*** Extracted text ***
Name Resolution Rules

3/3
The tested type of a membership test is determined by the membership_choices of the membership_choice_list. Either all membership_choices of the membership_choice_list shall resolve to the same type, which is the tested type; or each membership_choice shall be of an elementary type, and the tested type shall be covered by each of these elementary types.
3.1/4
 If the tested type is tagged, then the tested_simple_expression shall resolve to be of a type that is convertible (see 4.6) to the tested type; if untagged, the expected type for the tested_simple_expression is the tested type. The expected type of a choice_simple_expression in a membership_choice, and of a simple_expression of a range in a membership_choice, is the tested type of the membership operation.

Legality Rules

4/4
For a membership test, if the tested_simple_expression is of a tagged class-wide type, then the tested type shall be (visibly) tagged.
*** Supplied material ***
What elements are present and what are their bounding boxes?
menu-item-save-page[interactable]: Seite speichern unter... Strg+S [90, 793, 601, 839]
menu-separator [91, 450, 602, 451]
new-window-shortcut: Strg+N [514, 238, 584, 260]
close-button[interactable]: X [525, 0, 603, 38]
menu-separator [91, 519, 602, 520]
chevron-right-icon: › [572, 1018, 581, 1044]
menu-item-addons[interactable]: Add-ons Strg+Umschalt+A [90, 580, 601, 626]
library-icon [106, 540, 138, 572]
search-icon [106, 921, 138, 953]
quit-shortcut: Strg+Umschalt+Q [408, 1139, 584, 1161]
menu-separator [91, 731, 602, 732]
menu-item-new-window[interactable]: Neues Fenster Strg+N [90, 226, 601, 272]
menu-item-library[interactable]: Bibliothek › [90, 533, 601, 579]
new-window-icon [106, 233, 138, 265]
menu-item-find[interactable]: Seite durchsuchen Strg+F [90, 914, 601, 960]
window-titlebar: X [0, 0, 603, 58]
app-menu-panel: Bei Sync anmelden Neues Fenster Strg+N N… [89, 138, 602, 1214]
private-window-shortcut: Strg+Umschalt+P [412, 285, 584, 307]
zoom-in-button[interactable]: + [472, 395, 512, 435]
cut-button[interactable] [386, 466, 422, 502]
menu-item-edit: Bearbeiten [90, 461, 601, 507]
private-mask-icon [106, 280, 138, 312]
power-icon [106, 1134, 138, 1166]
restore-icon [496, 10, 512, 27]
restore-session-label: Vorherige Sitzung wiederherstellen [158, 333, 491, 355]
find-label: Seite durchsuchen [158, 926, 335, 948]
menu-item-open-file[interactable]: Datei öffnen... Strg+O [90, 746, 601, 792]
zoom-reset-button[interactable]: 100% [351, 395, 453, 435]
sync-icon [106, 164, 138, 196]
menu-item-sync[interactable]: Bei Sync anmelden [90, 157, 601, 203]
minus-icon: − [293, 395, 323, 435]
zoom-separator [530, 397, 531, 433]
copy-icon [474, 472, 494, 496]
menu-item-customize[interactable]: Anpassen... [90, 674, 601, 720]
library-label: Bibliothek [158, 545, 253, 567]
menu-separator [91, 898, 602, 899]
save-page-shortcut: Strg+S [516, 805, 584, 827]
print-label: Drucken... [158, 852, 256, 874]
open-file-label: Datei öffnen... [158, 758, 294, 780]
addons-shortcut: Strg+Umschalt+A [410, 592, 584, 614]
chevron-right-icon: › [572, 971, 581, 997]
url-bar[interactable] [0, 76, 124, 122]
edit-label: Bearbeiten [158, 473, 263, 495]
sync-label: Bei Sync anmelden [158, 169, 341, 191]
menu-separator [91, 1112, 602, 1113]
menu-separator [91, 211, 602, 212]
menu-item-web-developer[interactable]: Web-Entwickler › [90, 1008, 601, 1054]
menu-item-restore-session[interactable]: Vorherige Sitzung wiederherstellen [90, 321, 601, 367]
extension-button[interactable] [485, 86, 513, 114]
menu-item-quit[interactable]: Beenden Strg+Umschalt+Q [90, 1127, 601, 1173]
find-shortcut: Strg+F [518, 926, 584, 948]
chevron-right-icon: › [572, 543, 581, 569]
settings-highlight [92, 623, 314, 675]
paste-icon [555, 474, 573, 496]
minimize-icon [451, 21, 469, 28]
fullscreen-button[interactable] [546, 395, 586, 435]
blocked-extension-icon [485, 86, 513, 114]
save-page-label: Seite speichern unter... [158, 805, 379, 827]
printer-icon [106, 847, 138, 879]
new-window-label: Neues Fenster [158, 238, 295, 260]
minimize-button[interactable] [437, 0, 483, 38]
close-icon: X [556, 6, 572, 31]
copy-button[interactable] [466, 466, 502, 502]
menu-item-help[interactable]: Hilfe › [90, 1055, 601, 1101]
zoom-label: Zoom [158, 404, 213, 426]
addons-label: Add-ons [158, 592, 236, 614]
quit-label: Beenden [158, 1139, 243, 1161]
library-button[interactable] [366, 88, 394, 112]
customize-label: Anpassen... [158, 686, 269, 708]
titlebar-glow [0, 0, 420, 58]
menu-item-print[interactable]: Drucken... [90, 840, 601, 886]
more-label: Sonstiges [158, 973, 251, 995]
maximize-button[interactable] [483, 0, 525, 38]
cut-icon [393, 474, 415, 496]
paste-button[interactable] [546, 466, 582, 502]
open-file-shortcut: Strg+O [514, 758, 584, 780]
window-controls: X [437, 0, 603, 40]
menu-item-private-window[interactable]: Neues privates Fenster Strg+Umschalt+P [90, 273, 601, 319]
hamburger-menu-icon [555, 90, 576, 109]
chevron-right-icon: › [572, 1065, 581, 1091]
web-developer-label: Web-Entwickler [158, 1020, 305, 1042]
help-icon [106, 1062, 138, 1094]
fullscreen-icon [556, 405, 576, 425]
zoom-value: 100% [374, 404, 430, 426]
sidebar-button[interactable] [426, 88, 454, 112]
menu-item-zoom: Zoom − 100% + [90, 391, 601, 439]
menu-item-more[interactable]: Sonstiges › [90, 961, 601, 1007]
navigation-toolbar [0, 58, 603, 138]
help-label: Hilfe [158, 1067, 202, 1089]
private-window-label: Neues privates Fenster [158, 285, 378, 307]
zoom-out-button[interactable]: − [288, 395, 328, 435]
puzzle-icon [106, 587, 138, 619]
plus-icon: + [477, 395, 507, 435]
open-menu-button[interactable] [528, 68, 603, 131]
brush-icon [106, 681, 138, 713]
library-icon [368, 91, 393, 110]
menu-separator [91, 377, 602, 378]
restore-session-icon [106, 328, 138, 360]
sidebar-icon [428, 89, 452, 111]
***
▶ [Written request]: List every distinct term joined by underscores in the text on membership tests, counting a plural and its singular as one term.

▶ [Expected output]:
membership_choice
membership_choice_list
tested_simple_expression
choice_simple_expression
simple_expression